→ Stored records:
=-=-=

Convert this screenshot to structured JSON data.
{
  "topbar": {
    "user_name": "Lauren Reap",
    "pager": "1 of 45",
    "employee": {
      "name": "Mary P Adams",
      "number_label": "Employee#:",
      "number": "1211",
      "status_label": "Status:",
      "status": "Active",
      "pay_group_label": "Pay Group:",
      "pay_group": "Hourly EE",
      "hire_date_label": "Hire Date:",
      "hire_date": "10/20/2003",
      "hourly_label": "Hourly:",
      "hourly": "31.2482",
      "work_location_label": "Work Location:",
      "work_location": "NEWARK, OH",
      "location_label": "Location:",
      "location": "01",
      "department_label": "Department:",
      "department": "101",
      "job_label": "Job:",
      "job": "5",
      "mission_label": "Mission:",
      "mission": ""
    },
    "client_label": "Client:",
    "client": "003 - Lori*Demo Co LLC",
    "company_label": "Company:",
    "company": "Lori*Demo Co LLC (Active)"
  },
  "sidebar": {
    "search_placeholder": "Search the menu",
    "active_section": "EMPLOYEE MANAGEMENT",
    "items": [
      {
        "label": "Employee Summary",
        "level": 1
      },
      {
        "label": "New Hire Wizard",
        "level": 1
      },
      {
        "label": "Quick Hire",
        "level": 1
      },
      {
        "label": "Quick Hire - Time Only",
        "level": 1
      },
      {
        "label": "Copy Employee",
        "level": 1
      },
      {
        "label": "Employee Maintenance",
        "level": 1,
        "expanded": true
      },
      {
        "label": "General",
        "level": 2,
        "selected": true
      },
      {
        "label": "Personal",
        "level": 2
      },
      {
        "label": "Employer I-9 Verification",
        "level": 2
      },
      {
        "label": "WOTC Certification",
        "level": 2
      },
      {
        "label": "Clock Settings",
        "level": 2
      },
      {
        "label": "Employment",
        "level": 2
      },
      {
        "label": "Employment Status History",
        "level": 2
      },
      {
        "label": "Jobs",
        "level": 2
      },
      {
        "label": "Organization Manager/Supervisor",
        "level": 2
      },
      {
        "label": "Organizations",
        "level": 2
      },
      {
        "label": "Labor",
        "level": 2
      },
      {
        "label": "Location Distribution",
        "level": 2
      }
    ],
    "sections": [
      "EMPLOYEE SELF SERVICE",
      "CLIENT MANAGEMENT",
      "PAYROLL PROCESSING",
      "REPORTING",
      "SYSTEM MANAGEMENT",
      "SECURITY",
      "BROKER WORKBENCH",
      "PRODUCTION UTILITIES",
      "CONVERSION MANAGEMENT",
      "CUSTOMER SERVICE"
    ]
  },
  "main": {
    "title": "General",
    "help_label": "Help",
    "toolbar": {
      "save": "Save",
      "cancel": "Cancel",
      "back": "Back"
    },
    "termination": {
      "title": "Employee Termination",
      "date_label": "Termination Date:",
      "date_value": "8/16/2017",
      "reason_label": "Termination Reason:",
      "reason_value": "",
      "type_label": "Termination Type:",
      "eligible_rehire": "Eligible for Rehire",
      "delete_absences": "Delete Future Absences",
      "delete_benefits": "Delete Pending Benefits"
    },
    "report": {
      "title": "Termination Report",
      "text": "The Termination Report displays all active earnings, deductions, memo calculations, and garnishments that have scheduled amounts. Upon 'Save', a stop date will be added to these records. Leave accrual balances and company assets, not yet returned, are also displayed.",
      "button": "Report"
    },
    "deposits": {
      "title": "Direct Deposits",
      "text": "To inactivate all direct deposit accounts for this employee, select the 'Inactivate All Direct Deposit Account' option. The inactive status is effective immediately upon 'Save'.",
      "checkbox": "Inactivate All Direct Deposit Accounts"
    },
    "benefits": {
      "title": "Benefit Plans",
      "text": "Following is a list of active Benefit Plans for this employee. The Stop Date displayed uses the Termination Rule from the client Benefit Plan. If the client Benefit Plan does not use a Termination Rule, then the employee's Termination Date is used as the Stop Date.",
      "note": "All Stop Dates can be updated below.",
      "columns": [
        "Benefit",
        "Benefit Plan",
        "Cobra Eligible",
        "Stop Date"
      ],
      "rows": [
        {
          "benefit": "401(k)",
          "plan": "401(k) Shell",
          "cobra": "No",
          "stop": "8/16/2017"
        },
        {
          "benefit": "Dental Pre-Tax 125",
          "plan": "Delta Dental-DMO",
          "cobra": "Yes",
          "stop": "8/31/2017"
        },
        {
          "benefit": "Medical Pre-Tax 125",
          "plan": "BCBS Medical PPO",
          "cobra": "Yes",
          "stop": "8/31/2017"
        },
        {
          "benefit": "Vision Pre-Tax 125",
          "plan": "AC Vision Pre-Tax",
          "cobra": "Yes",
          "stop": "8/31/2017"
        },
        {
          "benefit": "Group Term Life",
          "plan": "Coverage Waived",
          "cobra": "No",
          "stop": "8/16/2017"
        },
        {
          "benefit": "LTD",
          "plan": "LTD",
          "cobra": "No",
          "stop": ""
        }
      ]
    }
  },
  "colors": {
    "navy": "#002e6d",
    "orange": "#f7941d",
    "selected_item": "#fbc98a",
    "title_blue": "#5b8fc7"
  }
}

=-=-=

Write out the whole listing again. Match it word for word.

Convert this screenshot to structured JSON data.
{
  "topbar": {
    "user_name": "Lauren Reap",
    "pager": "1 of 45",
    "employee": {
      "name": "Mary P Adams",
      "number_label": "Employee#:",
      "number": "1211",
      "status_label": "Status:",
      "status": "Active",
      "pay_group_label": "Pay Group:",
      "pay_group": "Hourly EE",
      "hire_date_label": "Hire Date:",
      "hire_date": "10/20/2003",
      "hourly_label": "Hourly:",
      "hourly": "31.2482",
      "work_location_label": "Work Location:",
      "work_location": "NEWARK, OH",
      "location_label": "Location:",
      "location": "01",
      "department_label": "Department:",
      "department": "101",
      "job_label": "Job:",
      "job": "5",
      "mission_label": "Mission:",
      "mission": ""
    },
    "client_label": "Client:",
    "client": "003 - Lori*Demo Co LLC",
    "company_label": "Company:",
    "company": "Lori*Demo Co LLC (Active)"
  },
  "sidebar": {
    "search_placeholder": "Search the menu",
    "active_section": "EMPLOYEE MANAGEMENT",
    "items": [
      {
        "label": "Employee Summary",
        "level": 1
      },
      {
        "label": "New Hire Wizard",
        "level": 1
      },
      {
        "label": "Quick Hire",
        "level": 1
      },
      {
        "label": "Quick Hire - Time Only",
        "level": 1
      },
      {
        "label": "Copy Employee",
        "level": 1
      },
      {
        "label": "Employee Maintenance",
        "level": 1,
        "expanded": true
      },
      {
        "label": "General",
        "level": 2,
        "selected": true
      },
      {
        "label": "Personal",
        "level": 2
      },
      {
        "label": "Employer I-9 Verification",
        "level": 2
      },
      {
        "label": "WOTC Certification",
        "level": 2
      },
      {
        "label": "Clock Settings",
        "level": 2
      },
      {
        "label": "Employment",
        "level": 2
      },
      {
        "label": "Employment Status History",
        "level": 2
      },
      {
        "label": "Jobs",
        "level": 2
      },
      {
        "label": "Organization Manager/Supervisor",
        "level": 2
      },
      {
        "label": "Organizations",
        "level": 2
      },
      {
        "label": "Labor",
        "level": 2
      },
      {
        "label": "Location Distribution",
        "level": 2
      }
    ],
    "sections": [
      "EMPLOYEE SELF SERVICE",
      "CLIENT MANAGEMENT",
      "PAYROLL PROCESSING",
      "REPORTING",
      "SYSTEM MANAGEMENT",
      "SECURITY",
      "BROKER WORKBENCH",
      "PRODUCTION UTILITIES",
      "CONVERSION MANAGEMENT",
      "CUSTOMER SERVICE"
    ]
  },
  "main": {
    "title": "General",
    "help_label": "Help",
    "toolbar": {
      "save": "Save",
      "cancel": "Cancel",
      "back": "Back"
    },
    "termination": {
      "title": "Employee Termination",
      "date_label": "Termination Date:",
      "date_value": "8/16/2017",
      "reason_label": "Termination Reason:",
      "reason_value": "",
      "type_label": "Termination Type:",
      "eligible_rehire": "Eligible for Rehire",
      "delete_absences": "Delete Future Absences",
      "delete_benefits": "Delete Pending Benefits"
    },
    "report": {
      "title": "Termination Report",
      "text": "The Termination Report displays all active earnings, deductions, memo calculations, and garnishments that have scheduled amounts. Upon 'Save', a stop date will be added to these records. Leave accrual balances and company assets, not yet returned, are also displayed.",
      "button": "Report"
    },
    "deposits": {
      "title": "Direct Deposits",
      "text": "To inactivate all direct deposit accounts for this employee, select the 'Inactivate All Direct Deposit Account' option. The inactive status is effective immediately upon 'Save'.",
      "checkbox": "Inactivate All Direct Deposit Accounts"
    },
    "benefits": {
      "title": "Benefit Plans",
      "text": "Following is a list of active Benefit Plans for this employee. The Stop Date displayed uses the Termination Rule from the client Benefit Plan. If the client Benefit Plan does not use a Termination Rule, then the employee's Termination Date is used as the Stop Date.",
      "note": "All Stop Dates can be updated below.",
      "columns": [
        "Benefit",
        "Benefit Plan",
        "Cobra Eligible",
        "Stop Date"
      ],
      "rows": [
        {
          "benefit": "401(k)",
          "plan": "401(k) Shell",
          "cobra": "No",
          "stop": "8/16/2017"
        },
        {
          "benefit": "Dental Pre-Tax 125",
          "plan": "Delta Dental-DMO",
          "cobra": "Yes",
          "stop": "8/31/2017"
        },
        {
          "benefit": "Medical Pre-Tax 125",
          "plan": "BCBS Medical PPO",
          "cobra": "Yes",
          "stop": "8/31/2017"
        },
        {
          "benefit": "Vision Pre-Tax 125",
          "plan": "AC Vision Pre-Tax",
          "cobra": "Yes",
          "stop": "8/31/2017"
        },
        {
          "benefit": "Group Term Life",
          "plan": "Coverage Waived",
          "cobra": "No",
          "stop": "8/16/2017"
        },
        {
          "benefit": "LTD",
          "plan": "LTD",
          "cobra": "No",
          "stop": ""
        }
      ]
    }
  },
  "colors": {
    "navy": "#002e6d",
    "orange": "#f7941d",
    "selected_item": "#fbc98a",
    "title_blue": "#5b8fc7"
  }
}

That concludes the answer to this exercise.